• _Your task_: Scan the records below for lines with the word "packets", then state how many you find and nothing else.

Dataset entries
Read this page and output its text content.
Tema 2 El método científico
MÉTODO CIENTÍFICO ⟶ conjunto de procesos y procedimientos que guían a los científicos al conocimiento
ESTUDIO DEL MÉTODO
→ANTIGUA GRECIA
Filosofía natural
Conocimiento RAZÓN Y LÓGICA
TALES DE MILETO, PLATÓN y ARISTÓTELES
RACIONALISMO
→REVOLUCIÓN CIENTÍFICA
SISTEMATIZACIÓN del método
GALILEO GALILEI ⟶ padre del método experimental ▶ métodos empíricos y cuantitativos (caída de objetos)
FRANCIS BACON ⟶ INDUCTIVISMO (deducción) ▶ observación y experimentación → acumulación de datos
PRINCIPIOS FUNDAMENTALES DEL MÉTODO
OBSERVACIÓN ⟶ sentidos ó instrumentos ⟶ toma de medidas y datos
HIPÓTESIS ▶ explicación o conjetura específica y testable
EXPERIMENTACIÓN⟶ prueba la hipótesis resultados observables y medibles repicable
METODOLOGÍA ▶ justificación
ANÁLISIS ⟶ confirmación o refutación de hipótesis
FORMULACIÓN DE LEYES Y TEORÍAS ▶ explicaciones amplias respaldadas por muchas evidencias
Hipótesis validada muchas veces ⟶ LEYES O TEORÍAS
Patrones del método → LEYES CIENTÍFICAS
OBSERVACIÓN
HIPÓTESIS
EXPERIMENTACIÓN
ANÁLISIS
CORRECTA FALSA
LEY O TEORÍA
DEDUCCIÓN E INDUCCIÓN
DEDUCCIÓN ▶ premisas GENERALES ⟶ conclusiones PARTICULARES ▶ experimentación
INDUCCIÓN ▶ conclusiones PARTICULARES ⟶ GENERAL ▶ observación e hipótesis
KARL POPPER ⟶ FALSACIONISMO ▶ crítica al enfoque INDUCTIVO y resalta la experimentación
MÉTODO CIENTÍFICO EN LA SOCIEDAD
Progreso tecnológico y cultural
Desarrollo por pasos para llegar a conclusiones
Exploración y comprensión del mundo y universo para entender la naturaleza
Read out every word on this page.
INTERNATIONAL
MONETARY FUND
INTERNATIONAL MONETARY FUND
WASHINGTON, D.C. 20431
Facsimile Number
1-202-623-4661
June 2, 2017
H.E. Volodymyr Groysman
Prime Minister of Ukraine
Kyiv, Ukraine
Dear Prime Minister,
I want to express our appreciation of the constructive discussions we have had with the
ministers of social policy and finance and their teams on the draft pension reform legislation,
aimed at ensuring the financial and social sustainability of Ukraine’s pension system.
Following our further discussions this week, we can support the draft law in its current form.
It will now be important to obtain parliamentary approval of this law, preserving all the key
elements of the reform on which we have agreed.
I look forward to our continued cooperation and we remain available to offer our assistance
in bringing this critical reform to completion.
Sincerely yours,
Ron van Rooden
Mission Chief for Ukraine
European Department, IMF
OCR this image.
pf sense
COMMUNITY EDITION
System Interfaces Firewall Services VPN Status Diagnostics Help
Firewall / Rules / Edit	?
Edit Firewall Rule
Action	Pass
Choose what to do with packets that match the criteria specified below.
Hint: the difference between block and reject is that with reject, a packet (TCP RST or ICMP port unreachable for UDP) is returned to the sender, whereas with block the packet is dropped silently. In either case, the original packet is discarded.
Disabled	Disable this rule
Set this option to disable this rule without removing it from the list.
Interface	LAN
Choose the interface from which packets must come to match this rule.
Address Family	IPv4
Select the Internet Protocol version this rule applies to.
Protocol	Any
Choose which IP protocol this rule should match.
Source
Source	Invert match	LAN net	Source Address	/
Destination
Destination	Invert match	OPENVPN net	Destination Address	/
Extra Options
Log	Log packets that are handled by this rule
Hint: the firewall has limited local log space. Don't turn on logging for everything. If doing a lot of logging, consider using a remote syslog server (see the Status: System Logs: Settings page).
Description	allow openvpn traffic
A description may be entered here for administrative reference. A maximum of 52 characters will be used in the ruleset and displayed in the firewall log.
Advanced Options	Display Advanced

• _Response below_: 3